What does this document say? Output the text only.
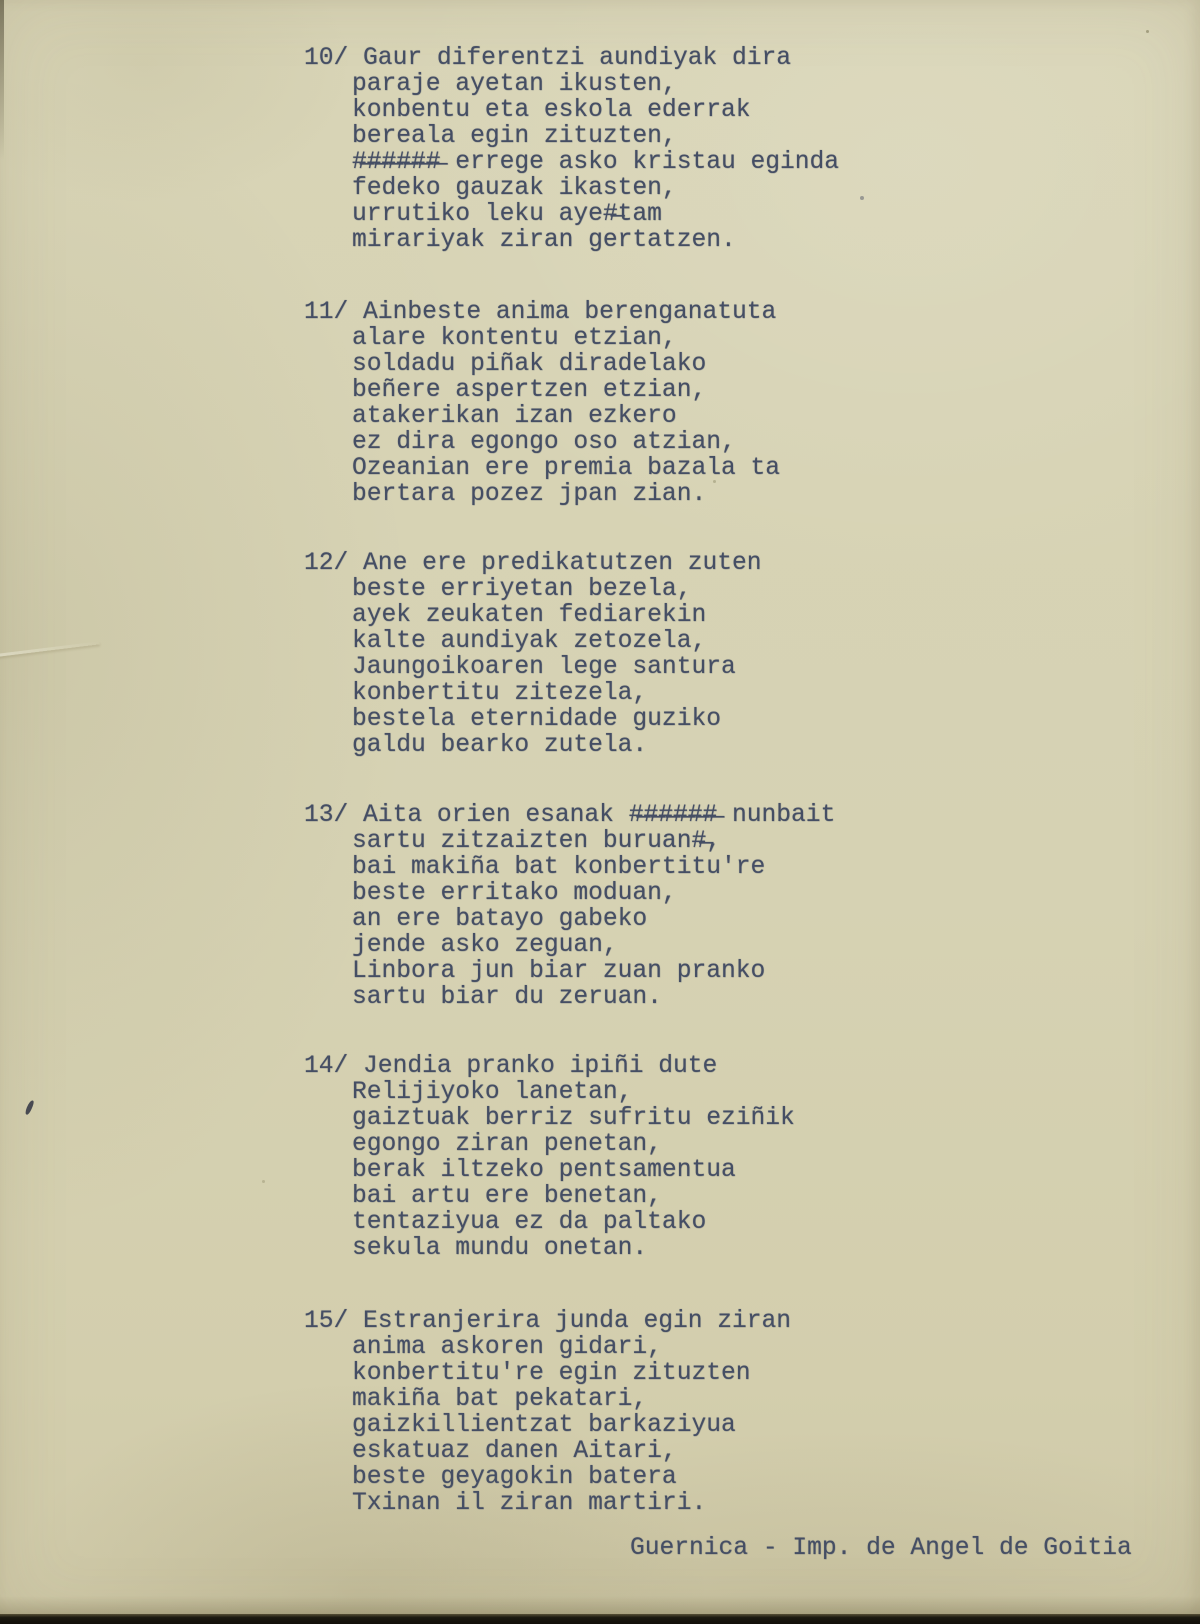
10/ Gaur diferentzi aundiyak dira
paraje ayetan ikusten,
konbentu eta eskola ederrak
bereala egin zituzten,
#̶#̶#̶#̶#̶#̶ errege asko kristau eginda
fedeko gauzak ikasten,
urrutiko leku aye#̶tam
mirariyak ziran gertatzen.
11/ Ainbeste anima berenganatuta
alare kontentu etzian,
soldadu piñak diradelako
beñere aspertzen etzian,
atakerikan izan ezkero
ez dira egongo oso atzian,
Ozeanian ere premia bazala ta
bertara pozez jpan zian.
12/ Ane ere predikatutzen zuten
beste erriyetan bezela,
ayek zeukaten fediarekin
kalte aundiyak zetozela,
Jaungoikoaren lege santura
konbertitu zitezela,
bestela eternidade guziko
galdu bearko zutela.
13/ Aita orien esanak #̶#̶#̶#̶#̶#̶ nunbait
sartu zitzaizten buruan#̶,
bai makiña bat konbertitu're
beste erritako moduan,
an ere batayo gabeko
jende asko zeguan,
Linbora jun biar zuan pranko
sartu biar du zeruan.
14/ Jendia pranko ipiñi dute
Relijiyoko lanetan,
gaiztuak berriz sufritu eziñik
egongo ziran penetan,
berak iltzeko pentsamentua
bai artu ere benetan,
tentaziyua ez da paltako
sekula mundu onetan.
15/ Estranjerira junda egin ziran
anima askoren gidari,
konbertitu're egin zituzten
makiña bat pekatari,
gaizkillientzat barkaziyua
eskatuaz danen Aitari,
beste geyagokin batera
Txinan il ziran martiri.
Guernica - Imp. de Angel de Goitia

====

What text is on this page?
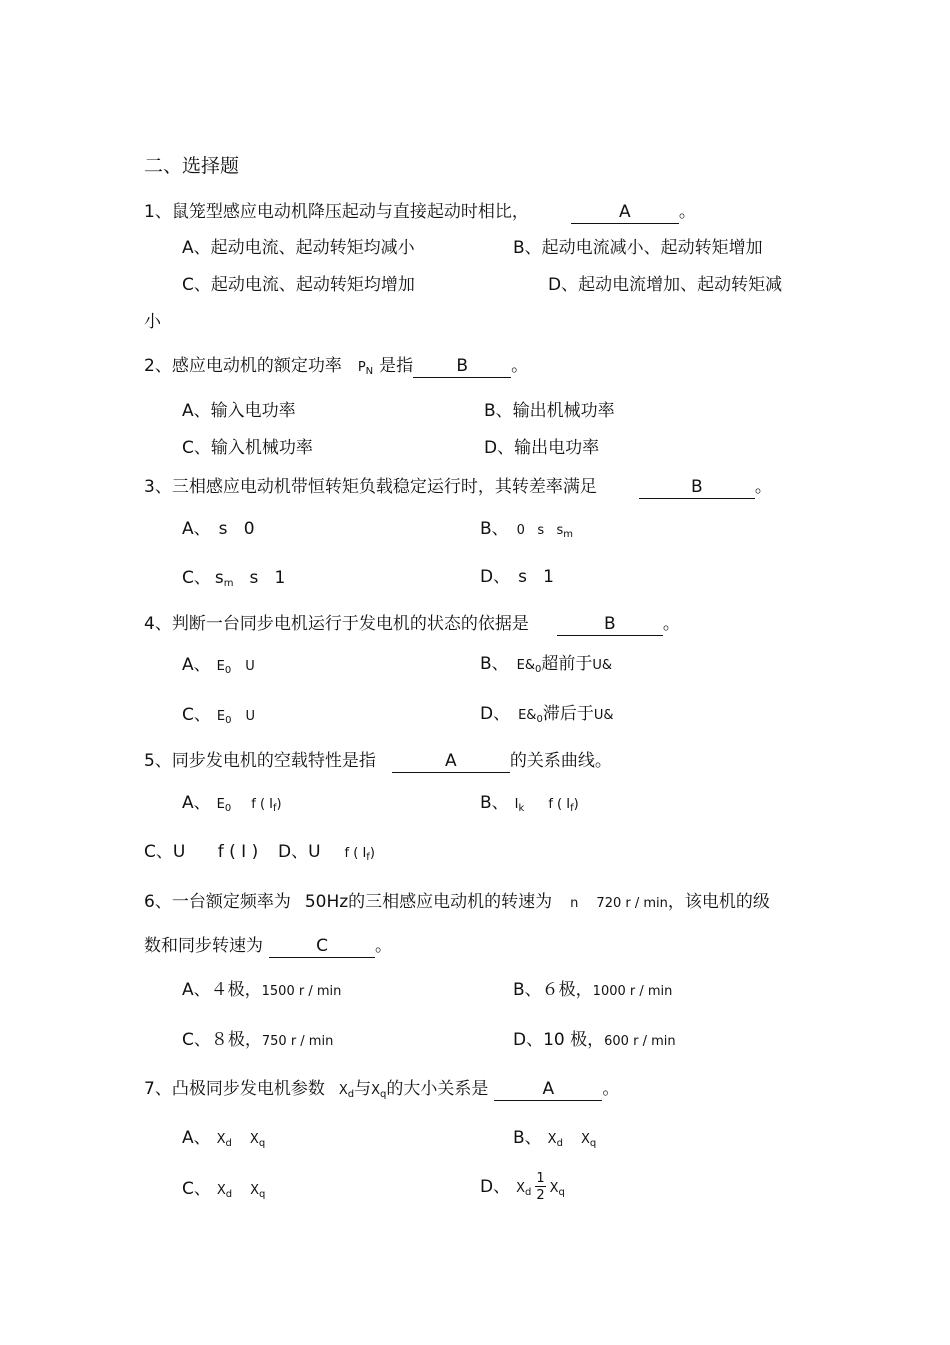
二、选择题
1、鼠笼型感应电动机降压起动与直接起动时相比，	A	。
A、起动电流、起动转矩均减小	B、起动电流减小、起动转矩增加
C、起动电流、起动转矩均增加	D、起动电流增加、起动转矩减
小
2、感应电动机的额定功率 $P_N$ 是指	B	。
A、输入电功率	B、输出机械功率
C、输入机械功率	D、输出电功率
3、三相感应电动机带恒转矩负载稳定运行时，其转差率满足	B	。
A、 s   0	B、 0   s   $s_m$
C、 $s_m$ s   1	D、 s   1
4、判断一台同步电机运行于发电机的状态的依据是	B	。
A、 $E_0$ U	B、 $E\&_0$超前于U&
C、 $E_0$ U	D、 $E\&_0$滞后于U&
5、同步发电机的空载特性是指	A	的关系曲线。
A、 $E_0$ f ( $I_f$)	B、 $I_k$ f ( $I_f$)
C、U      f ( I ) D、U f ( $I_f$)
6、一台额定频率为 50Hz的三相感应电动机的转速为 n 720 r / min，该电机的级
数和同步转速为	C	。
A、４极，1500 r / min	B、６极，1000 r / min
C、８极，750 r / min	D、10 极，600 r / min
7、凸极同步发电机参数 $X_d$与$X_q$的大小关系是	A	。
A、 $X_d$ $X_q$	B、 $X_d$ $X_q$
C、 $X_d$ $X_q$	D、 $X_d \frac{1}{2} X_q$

====

To be done: Find the word "etzian" in the entries, and copy every line it shows up in.

Right answer:
alare kontentu etzian,
beñere aspertzen etzian,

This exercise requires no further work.